Keep every line where the word "Location" appears; drop the rest.
— start of ROWS —
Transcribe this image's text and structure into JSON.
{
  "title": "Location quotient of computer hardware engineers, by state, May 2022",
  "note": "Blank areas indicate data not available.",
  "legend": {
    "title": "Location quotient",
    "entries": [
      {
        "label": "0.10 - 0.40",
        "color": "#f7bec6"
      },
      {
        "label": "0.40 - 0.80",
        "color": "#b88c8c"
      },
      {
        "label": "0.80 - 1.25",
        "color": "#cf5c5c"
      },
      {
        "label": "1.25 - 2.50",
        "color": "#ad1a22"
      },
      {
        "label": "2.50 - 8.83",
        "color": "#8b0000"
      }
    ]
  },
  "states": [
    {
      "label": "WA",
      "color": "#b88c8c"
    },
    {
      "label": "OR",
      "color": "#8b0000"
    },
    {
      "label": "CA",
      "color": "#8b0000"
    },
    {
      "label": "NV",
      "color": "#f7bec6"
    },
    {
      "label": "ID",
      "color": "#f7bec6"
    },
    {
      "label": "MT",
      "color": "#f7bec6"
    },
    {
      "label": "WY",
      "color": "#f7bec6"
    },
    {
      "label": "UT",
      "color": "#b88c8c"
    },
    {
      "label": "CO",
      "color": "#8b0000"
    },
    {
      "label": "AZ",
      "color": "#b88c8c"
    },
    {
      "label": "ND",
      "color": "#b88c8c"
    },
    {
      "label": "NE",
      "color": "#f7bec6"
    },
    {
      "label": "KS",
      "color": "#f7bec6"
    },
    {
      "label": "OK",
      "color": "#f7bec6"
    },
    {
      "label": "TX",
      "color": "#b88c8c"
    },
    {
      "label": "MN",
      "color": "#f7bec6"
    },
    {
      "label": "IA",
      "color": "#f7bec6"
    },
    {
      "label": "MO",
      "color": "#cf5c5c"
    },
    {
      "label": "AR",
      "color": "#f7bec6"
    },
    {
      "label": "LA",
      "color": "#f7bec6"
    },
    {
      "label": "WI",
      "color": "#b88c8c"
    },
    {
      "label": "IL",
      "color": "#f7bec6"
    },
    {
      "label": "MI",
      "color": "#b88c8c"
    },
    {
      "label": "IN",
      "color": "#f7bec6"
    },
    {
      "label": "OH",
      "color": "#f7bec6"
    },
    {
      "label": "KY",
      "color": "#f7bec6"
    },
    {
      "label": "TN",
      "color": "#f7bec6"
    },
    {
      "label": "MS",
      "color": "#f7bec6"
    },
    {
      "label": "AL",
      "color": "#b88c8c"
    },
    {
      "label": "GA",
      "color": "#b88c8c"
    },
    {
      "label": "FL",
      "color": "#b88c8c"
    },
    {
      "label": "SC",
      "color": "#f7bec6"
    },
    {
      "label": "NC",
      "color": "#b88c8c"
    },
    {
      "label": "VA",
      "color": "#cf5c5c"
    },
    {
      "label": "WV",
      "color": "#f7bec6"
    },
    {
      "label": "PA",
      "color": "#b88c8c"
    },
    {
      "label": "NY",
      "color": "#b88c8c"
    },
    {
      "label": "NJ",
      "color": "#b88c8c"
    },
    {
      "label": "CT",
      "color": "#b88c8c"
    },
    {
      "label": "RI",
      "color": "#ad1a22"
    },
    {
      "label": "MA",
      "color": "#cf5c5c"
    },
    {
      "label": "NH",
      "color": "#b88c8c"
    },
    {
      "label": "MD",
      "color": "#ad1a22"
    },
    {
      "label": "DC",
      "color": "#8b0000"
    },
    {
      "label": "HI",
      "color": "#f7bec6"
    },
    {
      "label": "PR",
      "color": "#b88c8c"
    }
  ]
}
— end of ROWS —
* RESULT OF THIS TASK *
  "title": "Location quotient of computer hardware engineers, by state, May 2022",
    "title": "Location quotient",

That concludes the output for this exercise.